Search the material below for the string "move" and list each line that holds it.

(Entries taken from a collection)
______
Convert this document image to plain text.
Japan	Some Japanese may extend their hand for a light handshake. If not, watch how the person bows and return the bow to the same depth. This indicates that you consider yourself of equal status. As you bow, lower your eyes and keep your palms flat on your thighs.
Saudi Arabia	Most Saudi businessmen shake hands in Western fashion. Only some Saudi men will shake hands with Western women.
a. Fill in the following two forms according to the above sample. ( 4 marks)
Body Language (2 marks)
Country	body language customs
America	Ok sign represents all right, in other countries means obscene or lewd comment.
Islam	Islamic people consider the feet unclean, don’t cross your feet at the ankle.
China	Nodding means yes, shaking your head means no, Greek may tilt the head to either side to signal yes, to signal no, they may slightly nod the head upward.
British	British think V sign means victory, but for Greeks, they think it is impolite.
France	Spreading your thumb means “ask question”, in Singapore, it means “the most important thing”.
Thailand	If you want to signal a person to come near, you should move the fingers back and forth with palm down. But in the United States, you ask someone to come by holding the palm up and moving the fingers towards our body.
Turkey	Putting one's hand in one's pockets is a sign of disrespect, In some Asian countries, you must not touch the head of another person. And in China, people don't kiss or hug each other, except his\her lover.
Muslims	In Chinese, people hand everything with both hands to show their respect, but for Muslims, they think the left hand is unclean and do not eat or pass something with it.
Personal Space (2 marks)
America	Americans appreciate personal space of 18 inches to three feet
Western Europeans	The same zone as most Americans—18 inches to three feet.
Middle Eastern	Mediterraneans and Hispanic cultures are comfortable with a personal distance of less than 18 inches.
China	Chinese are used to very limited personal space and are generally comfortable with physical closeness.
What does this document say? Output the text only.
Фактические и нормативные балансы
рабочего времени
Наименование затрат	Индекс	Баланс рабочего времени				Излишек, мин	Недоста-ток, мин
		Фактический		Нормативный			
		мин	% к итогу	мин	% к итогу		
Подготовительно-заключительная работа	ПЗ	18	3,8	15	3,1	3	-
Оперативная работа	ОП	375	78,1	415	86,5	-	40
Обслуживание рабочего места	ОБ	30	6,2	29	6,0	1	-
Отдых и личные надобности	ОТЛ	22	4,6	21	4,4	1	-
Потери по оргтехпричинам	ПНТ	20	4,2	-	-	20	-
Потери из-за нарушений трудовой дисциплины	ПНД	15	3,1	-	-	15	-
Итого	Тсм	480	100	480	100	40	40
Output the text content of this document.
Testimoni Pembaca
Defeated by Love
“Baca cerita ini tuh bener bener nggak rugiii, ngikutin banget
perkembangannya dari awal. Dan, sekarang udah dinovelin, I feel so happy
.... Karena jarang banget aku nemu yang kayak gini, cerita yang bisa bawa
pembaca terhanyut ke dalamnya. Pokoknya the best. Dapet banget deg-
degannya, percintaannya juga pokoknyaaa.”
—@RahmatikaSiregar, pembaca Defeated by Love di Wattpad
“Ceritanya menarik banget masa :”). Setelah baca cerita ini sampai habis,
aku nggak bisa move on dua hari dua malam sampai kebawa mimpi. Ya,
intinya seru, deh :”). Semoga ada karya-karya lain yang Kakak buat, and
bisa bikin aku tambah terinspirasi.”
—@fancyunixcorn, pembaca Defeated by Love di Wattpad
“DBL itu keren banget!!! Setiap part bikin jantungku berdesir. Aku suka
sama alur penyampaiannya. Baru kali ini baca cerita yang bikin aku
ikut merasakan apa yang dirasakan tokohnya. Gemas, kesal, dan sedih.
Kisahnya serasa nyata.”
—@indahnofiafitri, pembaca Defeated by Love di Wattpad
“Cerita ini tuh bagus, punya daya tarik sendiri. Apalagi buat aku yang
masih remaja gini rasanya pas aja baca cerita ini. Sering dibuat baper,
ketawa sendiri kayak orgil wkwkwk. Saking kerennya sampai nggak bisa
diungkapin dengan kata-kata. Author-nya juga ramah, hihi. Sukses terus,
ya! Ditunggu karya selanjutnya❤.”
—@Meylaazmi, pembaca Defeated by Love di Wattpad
______
= FULL ANSWER =
Thailand	If you want to signal a person to come near, you should move the fingers back and forth with palm down. But in the United States, you ask someone to come by holding the palm up and moving the fingers towards our body.
aku nggak bisa move on dua hari dua malam sampai kebawa mimpi. Ya,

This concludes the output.